Fifth Sunday of Lent

The Gospel story about an encounter between Jesus and those accusing a woman of adultery, (John 8: 2 – 11) is not about the rights and wrongs of the woman’s behaviour.

The Pharisees use Moses and his law as their point of validation. So let us go to the law of Moses.

In the Book of Leviticus we read, “If a man commits adultery with the wife of his neighbour, both the adulterer and adulteress shall surely be put to death.” (Lev. 20:10).

Did you spot the word ”both”?

I would hazard a guess that few persons who read that Gospel passage have bothered to look at the law of Moses. According to the Law of Moses, King David ought to have been put to death!

The Gospel is about finger-pointing.

I have said on many occasions when you point a finger at an individual you are, in fact, pointing three at yourself!

What we accuse others of is more often than not what we ourselves are guilty of, or have difficulty in accepting a part of who we are.

Have you ever given consideration to the possibility that the adulterer was one of the group who brought the woman to Jesus?

The following is a reflective poem written as a response to the Gospel passage. The author, Irene Zimmerman OSF. A School Sister of St. Joseph.

From the angry crunch of their sandaled feet
as they left the courtyard, Jesus knew,
without looking up from his writing on the ground,
that the Pharisees and scribes still carried their stones.

The woman stood where they’d shoved her,
her hair hanging loose over neck and face,
her hands still shielding her head
from the stones she awaited.

######

What is asked:
**a.** Answer these questions about the Lent reflection, one line each:
(i) Which chapter and verse of Leviticus does it quote?
(ii) Who wrote the reflective poem it includes?
(iii) In the poem, what are the woman's hands doing?
**b.** Repeat the passage of the Lent reflection from "I would hazard" up to and including "woman to Jesus?".
The items that follow come from a different source than the Lent reflection.

######

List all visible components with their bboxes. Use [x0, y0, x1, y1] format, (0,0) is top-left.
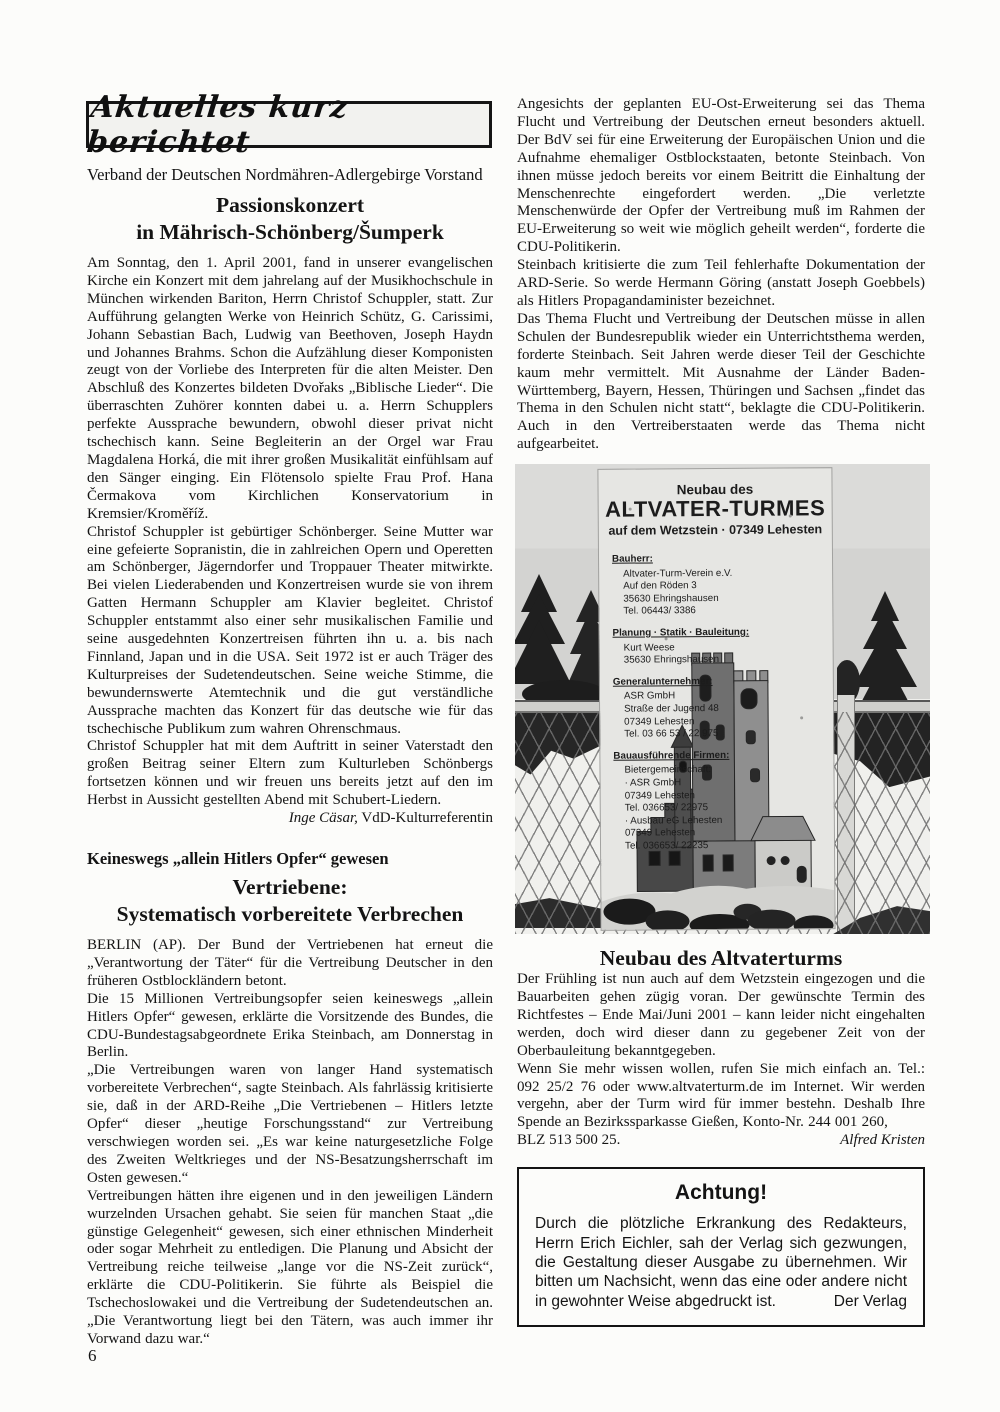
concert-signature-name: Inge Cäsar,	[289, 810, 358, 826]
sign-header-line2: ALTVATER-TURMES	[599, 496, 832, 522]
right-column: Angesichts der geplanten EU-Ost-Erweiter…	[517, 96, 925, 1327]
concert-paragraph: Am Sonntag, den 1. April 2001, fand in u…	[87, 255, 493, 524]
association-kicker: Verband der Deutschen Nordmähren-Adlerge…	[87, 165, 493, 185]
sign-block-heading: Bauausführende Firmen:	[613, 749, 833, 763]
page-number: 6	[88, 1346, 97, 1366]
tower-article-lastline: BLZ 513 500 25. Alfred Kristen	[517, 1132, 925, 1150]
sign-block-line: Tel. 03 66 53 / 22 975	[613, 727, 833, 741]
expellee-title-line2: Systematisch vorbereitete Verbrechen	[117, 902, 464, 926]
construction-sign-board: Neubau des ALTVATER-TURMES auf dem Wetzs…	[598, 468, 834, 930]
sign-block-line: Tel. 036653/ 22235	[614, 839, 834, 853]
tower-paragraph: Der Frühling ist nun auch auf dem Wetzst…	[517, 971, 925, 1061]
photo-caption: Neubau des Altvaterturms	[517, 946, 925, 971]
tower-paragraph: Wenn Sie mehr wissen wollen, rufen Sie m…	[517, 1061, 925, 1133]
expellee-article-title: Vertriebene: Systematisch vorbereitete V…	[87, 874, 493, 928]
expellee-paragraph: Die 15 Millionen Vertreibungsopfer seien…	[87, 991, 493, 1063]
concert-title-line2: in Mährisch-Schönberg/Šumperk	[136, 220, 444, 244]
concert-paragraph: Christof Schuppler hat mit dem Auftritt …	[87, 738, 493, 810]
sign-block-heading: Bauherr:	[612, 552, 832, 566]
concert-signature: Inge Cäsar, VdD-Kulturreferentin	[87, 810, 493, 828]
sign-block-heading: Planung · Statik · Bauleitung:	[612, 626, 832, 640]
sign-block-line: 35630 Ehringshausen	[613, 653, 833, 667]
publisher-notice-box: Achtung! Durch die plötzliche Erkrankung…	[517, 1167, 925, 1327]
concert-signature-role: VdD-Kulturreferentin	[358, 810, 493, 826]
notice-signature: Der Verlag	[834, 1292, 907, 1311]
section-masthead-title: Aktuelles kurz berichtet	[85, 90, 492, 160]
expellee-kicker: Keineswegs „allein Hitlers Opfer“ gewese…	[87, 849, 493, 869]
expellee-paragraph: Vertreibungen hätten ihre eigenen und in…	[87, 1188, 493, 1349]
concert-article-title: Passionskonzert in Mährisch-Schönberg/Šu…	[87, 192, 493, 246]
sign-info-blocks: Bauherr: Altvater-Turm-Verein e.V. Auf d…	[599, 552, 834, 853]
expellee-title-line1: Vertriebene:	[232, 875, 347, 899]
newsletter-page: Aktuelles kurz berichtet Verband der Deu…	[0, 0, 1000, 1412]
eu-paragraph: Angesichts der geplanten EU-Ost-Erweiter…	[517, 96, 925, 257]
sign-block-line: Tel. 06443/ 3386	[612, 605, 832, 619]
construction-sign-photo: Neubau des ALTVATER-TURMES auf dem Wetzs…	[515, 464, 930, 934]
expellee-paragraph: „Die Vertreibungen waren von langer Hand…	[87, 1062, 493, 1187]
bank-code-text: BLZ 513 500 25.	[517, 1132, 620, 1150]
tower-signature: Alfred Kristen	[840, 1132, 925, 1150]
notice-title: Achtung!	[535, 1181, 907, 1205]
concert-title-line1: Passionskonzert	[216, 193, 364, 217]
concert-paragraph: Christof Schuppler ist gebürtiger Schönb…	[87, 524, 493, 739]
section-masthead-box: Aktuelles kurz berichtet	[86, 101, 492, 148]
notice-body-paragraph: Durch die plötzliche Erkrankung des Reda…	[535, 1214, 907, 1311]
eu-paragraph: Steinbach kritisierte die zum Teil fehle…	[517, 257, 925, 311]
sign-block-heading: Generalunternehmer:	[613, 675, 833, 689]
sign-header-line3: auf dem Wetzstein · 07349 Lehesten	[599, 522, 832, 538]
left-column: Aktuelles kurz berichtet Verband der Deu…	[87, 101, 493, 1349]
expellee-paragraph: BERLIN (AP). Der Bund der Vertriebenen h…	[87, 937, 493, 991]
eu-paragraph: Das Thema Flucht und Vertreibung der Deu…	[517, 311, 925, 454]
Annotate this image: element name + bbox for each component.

######

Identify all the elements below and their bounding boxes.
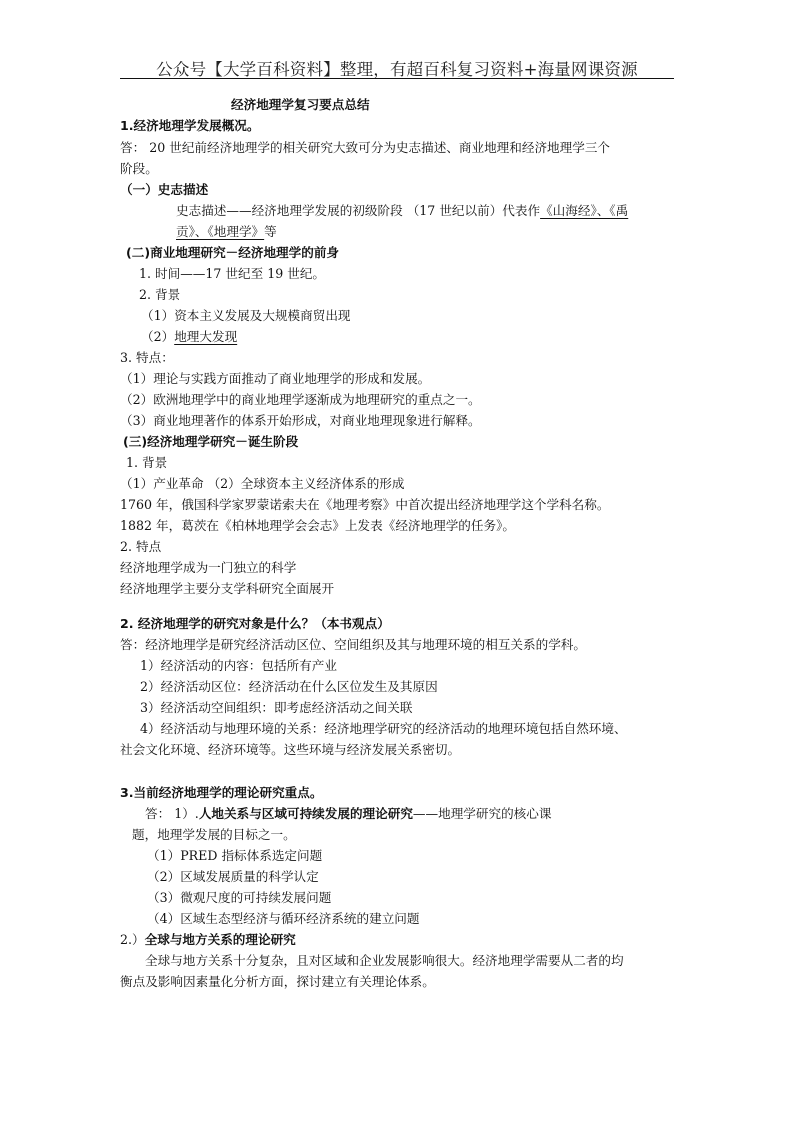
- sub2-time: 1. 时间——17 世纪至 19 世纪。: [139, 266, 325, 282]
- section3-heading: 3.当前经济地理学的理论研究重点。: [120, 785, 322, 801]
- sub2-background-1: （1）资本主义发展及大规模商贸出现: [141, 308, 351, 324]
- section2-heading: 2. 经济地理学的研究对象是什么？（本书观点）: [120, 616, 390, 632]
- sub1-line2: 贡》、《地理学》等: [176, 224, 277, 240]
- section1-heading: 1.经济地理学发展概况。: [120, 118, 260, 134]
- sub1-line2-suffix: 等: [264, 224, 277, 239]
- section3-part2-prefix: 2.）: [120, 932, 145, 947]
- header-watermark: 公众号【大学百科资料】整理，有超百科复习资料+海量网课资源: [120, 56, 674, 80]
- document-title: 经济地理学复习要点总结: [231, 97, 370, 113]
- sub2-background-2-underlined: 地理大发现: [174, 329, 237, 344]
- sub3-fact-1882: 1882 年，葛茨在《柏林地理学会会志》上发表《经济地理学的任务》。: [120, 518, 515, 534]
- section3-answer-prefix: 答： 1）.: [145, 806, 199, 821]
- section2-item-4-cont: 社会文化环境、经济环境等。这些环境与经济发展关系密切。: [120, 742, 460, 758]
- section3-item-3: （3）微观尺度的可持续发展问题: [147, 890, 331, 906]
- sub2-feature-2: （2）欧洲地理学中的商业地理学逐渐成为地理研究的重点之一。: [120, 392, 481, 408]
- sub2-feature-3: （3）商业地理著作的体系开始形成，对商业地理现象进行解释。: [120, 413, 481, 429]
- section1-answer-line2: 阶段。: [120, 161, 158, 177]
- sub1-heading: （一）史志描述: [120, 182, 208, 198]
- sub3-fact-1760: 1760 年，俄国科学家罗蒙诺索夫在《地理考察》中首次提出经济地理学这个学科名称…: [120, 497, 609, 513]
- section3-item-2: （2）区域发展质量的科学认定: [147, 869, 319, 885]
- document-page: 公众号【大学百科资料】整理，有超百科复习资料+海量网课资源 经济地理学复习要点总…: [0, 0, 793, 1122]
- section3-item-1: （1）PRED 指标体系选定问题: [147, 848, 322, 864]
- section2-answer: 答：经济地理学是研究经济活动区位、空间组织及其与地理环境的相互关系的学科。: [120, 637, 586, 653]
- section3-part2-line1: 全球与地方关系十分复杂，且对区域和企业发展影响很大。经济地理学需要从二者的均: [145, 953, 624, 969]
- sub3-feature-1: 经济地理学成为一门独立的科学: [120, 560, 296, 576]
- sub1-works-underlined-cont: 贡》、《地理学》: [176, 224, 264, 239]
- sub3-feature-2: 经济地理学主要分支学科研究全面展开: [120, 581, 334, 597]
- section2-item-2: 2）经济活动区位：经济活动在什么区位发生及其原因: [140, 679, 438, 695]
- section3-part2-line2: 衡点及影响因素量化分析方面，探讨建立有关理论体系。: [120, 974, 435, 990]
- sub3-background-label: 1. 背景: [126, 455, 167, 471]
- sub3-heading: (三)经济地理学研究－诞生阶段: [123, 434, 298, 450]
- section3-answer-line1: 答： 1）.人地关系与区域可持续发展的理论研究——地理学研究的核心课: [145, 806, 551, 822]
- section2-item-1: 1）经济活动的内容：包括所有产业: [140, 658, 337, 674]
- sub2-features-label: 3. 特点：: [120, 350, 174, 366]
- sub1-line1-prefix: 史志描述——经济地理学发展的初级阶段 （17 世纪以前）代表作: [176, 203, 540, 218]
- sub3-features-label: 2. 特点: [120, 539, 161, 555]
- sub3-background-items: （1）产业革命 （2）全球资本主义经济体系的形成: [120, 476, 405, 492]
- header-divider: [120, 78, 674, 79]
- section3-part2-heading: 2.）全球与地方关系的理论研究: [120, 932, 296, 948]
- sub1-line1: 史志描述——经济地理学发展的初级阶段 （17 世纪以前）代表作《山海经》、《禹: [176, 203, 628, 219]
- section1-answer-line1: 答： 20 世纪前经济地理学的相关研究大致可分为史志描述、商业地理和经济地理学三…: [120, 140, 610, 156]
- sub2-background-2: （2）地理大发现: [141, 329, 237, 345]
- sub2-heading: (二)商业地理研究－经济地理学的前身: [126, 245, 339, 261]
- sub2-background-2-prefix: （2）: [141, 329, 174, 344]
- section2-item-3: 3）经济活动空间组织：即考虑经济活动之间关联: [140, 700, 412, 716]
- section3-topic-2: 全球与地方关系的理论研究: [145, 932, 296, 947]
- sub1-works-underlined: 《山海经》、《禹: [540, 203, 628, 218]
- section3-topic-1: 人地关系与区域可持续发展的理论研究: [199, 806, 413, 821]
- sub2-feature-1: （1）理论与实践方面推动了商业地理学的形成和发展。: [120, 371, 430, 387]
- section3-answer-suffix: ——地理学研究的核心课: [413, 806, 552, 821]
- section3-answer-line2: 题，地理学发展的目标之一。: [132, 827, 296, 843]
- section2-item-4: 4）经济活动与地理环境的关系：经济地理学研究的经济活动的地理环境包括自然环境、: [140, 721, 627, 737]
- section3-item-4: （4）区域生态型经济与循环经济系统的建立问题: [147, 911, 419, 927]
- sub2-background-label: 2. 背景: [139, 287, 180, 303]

######

Answers provided:
**a.**
(i) Leviticus 20:10
(ii) Irene Zimmerman OSF, a School Sister of St. Joseph
(iii) Still shielding her head from the stones she awaited

**b.**
I would hazard a guess that few persons who read that Gospel passage have bothered to look at the law of Moses. According to the Law of Moses, King David ought to have been put to death!

The Gospel is about finger-pointing.

I have said on many occasions when you point a finger at an individual you are, in fact, pointing three at yourself!

What we accuse others of is more often than not what we ourselves are guilty of, or have difficulty in accepting a part of who we are.

Have you ever given consideration to the possibility that the adulterer was one of the group who brought the woman to Jesus?